**DIRECTIONS FOR THIS TASK**
Work out how many lines of the records hold the string "JSON", and reply with that number alone.

------------

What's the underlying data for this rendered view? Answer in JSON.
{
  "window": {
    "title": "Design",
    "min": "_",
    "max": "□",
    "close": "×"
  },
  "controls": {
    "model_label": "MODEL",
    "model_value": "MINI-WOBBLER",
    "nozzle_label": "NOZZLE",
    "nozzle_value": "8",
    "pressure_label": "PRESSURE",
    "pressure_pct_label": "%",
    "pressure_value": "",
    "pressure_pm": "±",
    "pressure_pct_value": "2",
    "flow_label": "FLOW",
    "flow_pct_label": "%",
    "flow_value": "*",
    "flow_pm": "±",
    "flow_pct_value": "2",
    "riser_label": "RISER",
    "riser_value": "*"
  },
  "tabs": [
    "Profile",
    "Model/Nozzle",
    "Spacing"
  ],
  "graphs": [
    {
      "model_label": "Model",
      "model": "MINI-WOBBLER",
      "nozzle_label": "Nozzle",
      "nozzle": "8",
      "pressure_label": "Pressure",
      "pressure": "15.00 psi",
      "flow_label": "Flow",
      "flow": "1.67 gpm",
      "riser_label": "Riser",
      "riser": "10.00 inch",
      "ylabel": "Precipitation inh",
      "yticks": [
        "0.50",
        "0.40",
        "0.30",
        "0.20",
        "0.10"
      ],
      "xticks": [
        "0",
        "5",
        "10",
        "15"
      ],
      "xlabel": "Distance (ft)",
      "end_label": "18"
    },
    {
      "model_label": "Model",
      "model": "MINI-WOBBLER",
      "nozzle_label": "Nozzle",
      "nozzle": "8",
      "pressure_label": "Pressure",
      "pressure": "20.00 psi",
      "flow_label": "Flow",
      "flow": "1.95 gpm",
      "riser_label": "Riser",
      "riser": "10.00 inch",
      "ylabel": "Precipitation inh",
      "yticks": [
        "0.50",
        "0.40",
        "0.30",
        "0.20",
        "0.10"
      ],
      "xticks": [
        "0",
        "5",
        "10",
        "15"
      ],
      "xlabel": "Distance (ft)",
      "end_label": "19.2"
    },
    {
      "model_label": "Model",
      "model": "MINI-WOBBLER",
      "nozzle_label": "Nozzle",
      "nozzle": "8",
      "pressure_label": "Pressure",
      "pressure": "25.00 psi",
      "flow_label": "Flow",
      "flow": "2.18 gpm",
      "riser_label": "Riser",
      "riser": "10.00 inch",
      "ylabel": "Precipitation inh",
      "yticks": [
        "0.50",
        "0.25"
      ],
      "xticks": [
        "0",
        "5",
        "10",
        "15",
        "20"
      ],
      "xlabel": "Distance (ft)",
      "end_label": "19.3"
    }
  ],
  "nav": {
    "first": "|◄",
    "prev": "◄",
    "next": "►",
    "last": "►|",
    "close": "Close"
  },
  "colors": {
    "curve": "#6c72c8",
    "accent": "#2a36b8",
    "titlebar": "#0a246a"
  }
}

------------

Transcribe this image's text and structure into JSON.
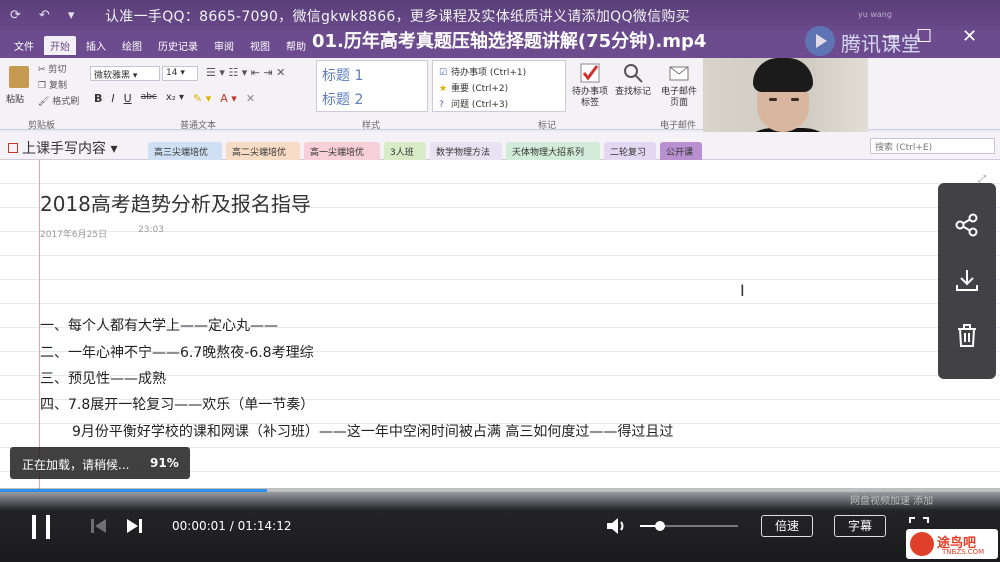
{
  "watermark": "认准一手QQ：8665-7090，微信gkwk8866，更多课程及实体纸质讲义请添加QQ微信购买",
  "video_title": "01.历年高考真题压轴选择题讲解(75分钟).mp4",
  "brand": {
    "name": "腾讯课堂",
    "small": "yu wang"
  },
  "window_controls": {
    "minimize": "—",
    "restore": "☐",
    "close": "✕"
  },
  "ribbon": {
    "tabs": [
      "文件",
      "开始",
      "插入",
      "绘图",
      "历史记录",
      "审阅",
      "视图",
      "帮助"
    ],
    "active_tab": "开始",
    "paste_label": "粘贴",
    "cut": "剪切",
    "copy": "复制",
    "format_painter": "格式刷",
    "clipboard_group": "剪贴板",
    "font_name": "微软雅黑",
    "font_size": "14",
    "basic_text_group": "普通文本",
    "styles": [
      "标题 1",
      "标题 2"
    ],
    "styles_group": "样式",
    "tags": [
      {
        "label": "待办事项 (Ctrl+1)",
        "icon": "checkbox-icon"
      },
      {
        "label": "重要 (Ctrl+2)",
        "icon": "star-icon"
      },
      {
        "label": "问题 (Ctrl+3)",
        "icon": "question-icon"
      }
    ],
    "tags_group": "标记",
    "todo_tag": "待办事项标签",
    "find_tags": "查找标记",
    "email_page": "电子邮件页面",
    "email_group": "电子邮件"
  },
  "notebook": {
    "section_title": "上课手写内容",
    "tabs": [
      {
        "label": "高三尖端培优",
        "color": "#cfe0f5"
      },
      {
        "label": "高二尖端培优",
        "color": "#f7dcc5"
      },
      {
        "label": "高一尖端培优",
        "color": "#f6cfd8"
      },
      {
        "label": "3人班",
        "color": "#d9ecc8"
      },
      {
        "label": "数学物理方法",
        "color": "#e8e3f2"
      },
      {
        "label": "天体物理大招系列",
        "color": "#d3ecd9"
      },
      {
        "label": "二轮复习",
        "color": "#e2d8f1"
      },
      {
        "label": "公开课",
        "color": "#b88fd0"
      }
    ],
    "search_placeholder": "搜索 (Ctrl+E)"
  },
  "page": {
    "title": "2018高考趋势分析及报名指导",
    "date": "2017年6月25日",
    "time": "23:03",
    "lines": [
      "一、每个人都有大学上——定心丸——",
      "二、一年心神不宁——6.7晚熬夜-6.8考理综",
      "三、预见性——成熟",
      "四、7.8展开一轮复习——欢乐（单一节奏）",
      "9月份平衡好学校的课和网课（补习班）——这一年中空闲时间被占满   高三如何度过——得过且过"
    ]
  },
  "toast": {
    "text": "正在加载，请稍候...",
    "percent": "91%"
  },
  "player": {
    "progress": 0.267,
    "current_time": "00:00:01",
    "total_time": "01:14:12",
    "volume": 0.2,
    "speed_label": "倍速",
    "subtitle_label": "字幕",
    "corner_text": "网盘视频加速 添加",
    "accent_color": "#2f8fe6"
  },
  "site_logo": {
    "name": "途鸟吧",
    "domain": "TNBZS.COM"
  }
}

------------

**SOLUTION TO THE PROBLEM**
2